INSTRUCTION ▸ Reproduce every entry exactly and leave its pictures out.

· · · · · · ·

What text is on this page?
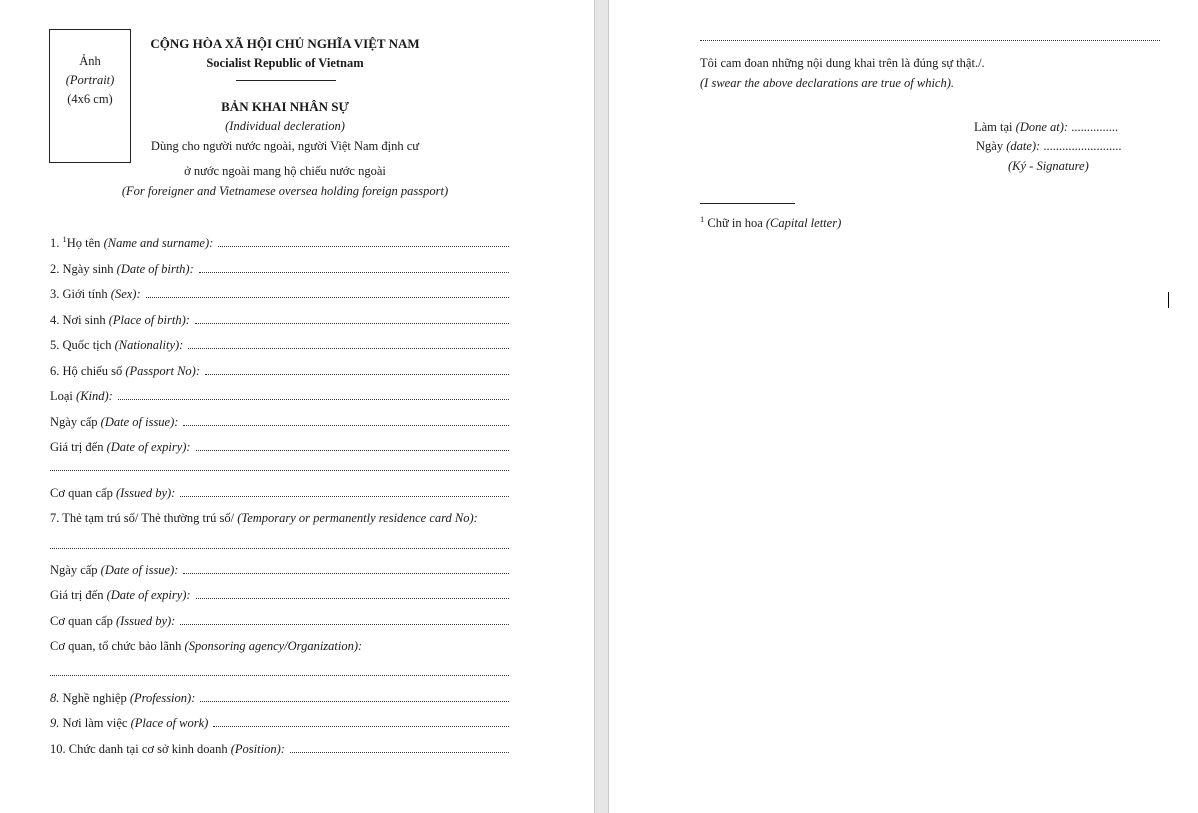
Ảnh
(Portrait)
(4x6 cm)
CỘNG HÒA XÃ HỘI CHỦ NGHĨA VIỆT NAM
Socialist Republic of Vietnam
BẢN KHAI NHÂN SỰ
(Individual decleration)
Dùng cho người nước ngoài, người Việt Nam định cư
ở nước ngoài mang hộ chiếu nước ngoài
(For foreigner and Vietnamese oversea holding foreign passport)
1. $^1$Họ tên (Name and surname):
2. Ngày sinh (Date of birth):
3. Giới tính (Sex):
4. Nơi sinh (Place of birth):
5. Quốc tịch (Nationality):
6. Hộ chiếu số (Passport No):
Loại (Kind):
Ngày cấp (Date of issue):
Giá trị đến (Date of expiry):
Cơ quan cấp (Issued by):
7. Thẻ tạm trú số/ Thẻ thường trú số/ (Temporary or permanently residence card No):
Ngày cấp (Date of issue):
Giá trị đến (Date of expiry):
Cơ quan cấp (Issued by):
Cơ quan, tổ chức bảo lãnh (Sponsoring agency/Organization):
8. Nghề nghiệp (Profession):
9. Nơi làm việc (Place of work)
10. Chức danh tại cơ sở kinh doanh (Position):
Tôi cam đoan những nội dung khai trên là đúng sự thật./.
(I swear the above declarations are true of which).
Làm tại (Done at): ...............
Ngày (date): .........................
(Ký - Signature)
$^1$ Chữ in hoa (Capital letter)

· · · · · · ·

RESPONSE TO THE EXERCISE ▸
What text is on this page?
Ảnh
(Portrait)
(4x6 cm)
CỘNG HÒA XÃ HỘI CHỦ NGHĨA VIỆT NAM
Socialist Republic of Vietnam
BẢN KHAI NHÂN SỰ
(Individual decleration)
Dùng cho người nước ngoài, người Việt Nam định cư
ở nước ngoài mang hộ chiếu nước ngoài
(For foreigner and Vietnamese oversea holding foreign passport)
1. $^1$Họ tên (Name and surname):
2. Ngày sinh (Date of birth):
3. Giới tính (Sex):
4. Nơi sinh (Place of birth):
5. Quốc tịch (Nationality):
6. Hộ chiếu số (Passport No):
Loại (Kind):
Ngày cấp (Date of issue):
Giá trị đến (Date of expiry):
Cơ quan cấp (Issued by):
7. Thẻ tạm trú số/ Thẻ thường trú số/ (Temporary or permanently residence card No):
Ngày cấp (Date of issue):
Giá trị đến (Date of expiry):
Cơ quan cấp (Issued by):
Cơ quan, tổ chức bảo lãnh (Sponsoring agency/Organization):
8. Nghề nghiệp (Profession):
9. Nơi làm việc (Place of work)
10. Chức danh tại cơ sở kinh doanh (Position):
Tôi cam đoan những nội dung khai trên là đúng sự thật./.
(I swear the above declarations are true of which).
Làm tại (Done at): ...............
Ngày (date): .........................
(Ký - Signature)
$^1$ Chữ in hoa (Capital letter)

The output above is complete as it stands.